> [What you will do]: Repeat the records verbatim and leave the pictures out of your copy.

==== Task input ====

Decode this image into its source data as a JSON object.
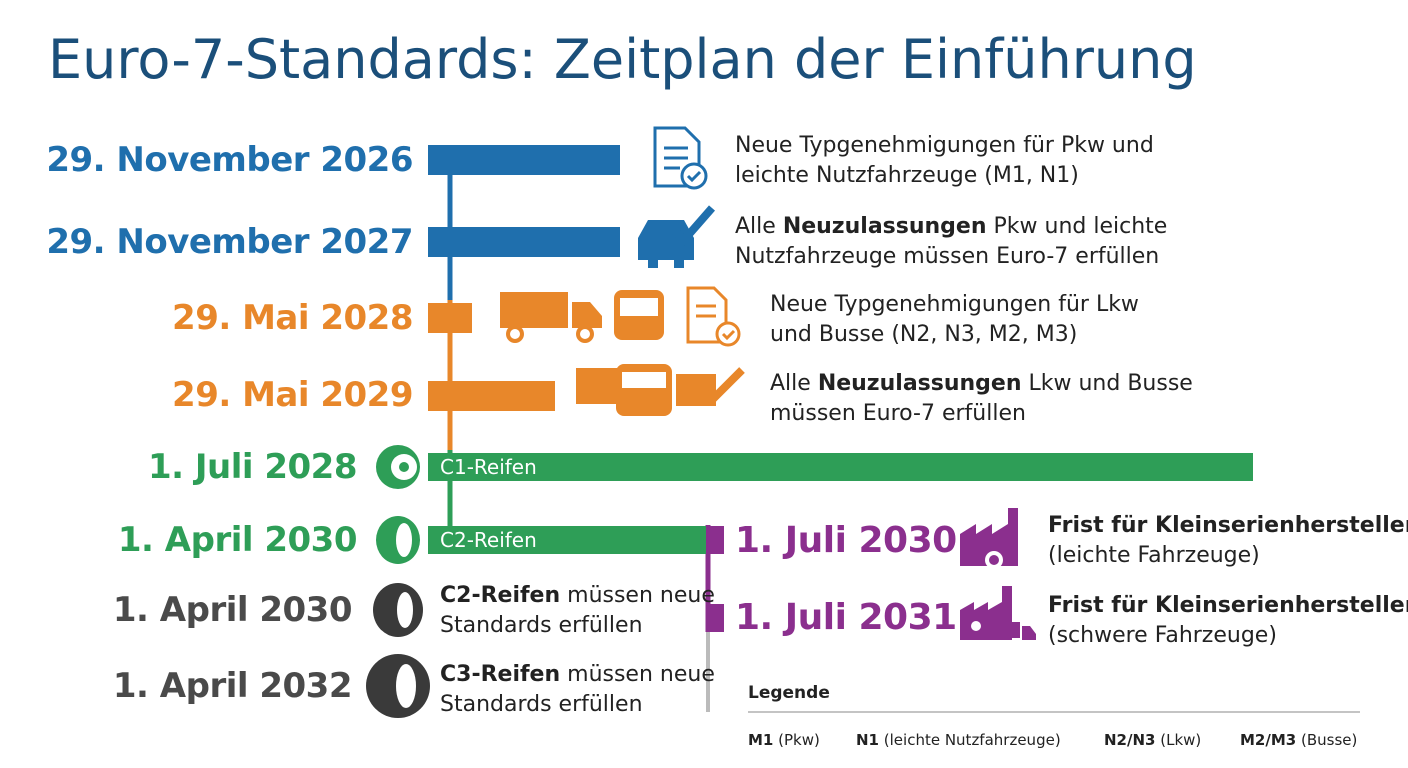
{
  "title": "Euro-7-Standards: Zeitplan der Einführung",
  "timeline": [
    {
      "date": "29. November 2026",
      "color": "#1f6fad",
      "description": [
        [
          {
            "text": "Neue Typgenehmigungen für Pkw und",
            "bold": false
          }
        ],
        [
          {
            "text": "leichte Nutzfahrzeuge (M1, N1)",
            "bold": false
          }
        ]
      ]
    },
    {
      "date": "29. November 2027",
      "color": "#1f6fad",
      "description": [
        [
          {
            "text": "Alle ",
            "bold": false
          },
          {
            "text": "Neuzulassungen",
            "bold": true
          },
          {
            "text": " Pkw und leichte",
            "bold": false
          }
        ],
        [
          {
            "text": "Nutzfahrzeuge müssen Euro-7 erfüllen",
            "bold": false
          }
        ]
      ]
    },
    {
      "date": "29. Mai 2028",
      "color": "#e8872a",
      "description": [
        [
          {
            "text": "Neue Typgenehmigungen für Lkw",
            "bold": false
          }
        ],
        [
          {
            "text": "und Busse (N2, N3, M2, M3)",
            "bold": false
          }
        ]
      ]
    },
    {
      "date": "29. Mai 2029",
      "color": "#e8872a",
      "description": [
        [
          {
            "text": "Alle ",
            "bold": false
          },
          {
            "text": "Neuzulassungen",
            "bold": true
          },
          {
            "text": " Lkw und Busse",
            "bold": false
          }
        ],
        [
          {
            "text": "müssen Euro-7 erfüllen",
            "bold": false
          }
        ]
      ]
    },
    {
      "date": "1. Juli 2028",
      "color": "#2e9e57",
      "bar_label": "C1-Reifen"
    },
    {
      "date": "1. April 2030",
      "color": "#2e9e57",
      "bar_label": "C2-Reifen"
    },
    {
      "date": "1. April 2030",
      "color": "#4a4a4a",
      "description": [
        [
          {
            "text": "C2-Reifen",
            "bold": true
          },
          {
            "text": " müssen neue",
            "bold": false
          }
        ],
        [
          {
            "text": "Standards erfüllen",
            "bold": false
          }
        ]
      ]
    },
    {
      "date": "1. April 2032",
      "color": "#4a4a4a",
      "description": [
        [
          {
            "text": "C3-Reifen",
            "bold": true
          },
          {
            "text": " müssen neue",
            "bold": false
          }
        ],
        [
          {
            "text": "Standards erfüllen",
            "bold": false
          }
        ]
      ]
    }
  ],
  "small_series": [
    {
      "date": "1. Juli 2030",
      "color": "#8b2f8e",
      "description": [
        [
          {
            "text": "Frist für Kleinserienhersteller",
            "bold": true
          }
        ],
        [
          {
            "text": "(leichte Fahrzeuge)",
            "bold": false
          }
        ]
      ]
    },
    {
      "date": "1. Juli 2031",
      "color": "#8b2f8e",
      "description": [
        [
          {
            "text": "Frist für Kleinserienhersteller",
            "bold": true
          }
        ],
        [
          {
            "text": "(schwere Fahrzeuge)",
            "bold": false
          }
        ]
      ]
    }
  ],
  "legend": {
    "title": "Legende",
    "items": [
      {
        "code": "M1",
        "meaning": "(Pkw)"
      },
      {
        "code": "N1",
        "meaning": "(leichte Nutzfahrzeuge)"
      },
      {
        "code": "N2/N3",
        "meaning": "(Lkw)"
      },
      {
        "code": "M2/M3",
        "meaning": "(Busse)"
      }
    ]
  }
}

====

> [Task output]:
Decode this image into its source data as a JSON object.
{
  "title": "Euro-7-Standards: Zeitplan der Einführung",
  "timeline": [
    {
      "date": "29. November 2026",
      "color": "#1f6fad",
      "description": [
        [
          {
            "text": "Neue Typgenehmigungen für Pkw und",
            "bold": false
          }
        ],
        [
          {
            "text": "leichte Nutzfahrzeuge (M1, N1)",
            "bold": false
          }
        ]
      ]
    },
    {
      "date": "29. November 2027",
      "color": "#1f6fad",
      "description": [
        [
          {
            "text": "Alle ",
            "bold": false
          },
          {
            "text": "Neuzulassungen",
            "bold": true
          },
          {
            "text": " Pkw und leichte",
            "bold": false
          }
        ],
        [
          {
            "text": "Nutzfahrzeuge müssen Euro-7 erfüllen",
            "bold": false
          }
        ]
      ]
    },
    {
      "date": "29. Mai 2028",
      "color": "#e8872a",
      "description": [
        [
          {
            "text": "Neue Typgenehmigungen für Lkw",
            "bold": false
          }
        ],
        [
          {
            "text": "und Busse (N2, N3, M2, M3)",
            "bold": false
          }
        ]
      ]
    },
    {
      "date": "29. Mai 2029",
      "color": "#e8872a",
      "description": [
        [
          {
            "text": "Alle ",
            "bold": false
          },
          {
            "text": "Neuzulassungen",
            "bold": true
          },
          {
            "text": " Lkw und Busse",
            "bold": false
          }
        ],
        [
          {
            "text": "müssen Euro-7 erfüllen",
            "bold": false
          }
        ]
      ]
    },
    {
      "date": "1. Juli 2028",
      "color": "#2e9e57",
      "bar_label": "C1-Reifen"
    },
    {
      "date": "1. April 2030",
      "color": "#2e9e57",
      "bar_label": "C2-Reifen"
    },
    {
      "date": "1. April 2030",
      "color": "#4a4a4a",
      "description": [
        [
          {
            "text": "C2-Reifen",
            "bold": true
          },
          {
            "text": " müssen neue",
            "bold": false
          }
        ],
        [
          {
            "text": "Standards erfüllen",
            "bold": false
          }
        ]
      ]
    },
    {
      "date": "1. April 2032",
      "color": "#4a4a4a",
      "description": [
        [
          {
            "text": "C3-Reifen",
            "bold": true
          },
          {
            "text": " müssen neue",
            "bold": false
          }
        ],
        [
          {
            "text": "Standards erfüllen",
            "bold": false
          }
        ]
      ]
    }
  ],
  "small_series": [
    {
      "date": "1. Juli 2030",
      "color": "#8b2f8e",
      "description": [
        [
          {
            "text": "Frist für Kleinserienhersteller",
            "bold": true
          }
        ],
        [
          {
            "text": "(leichte Fahrzeuge)",
            "bold": false
          }
        ]
      ]
    },
    {
      "date": "1. Juli 2031",
      "color": "#8b2f8e",
      "description": [
        [
          {
            "text": "Frist für Kleinserienhersteller",
            "bold": true
          }
        ],
        [
          {
            "text": "(schwere Fahrzeuge)",
            "bold": false
          }
        ]
      ]
    }
  ],
  "legend": {
    "title": "Legende",
    "items": [
      {
        "code": "M1",
        "meaning": "(Pkw)"
      },
      {
        "code": "N1",
        "meaning": "(leichte Nutzfahrzeuge)"
      },
      {
        "code": "N2/N3",
        "meaning": "(Lkw)"
      },
      {
        "code": "M2/M3",
        "meaning": "(Busse)"
      }
    ]
  }
}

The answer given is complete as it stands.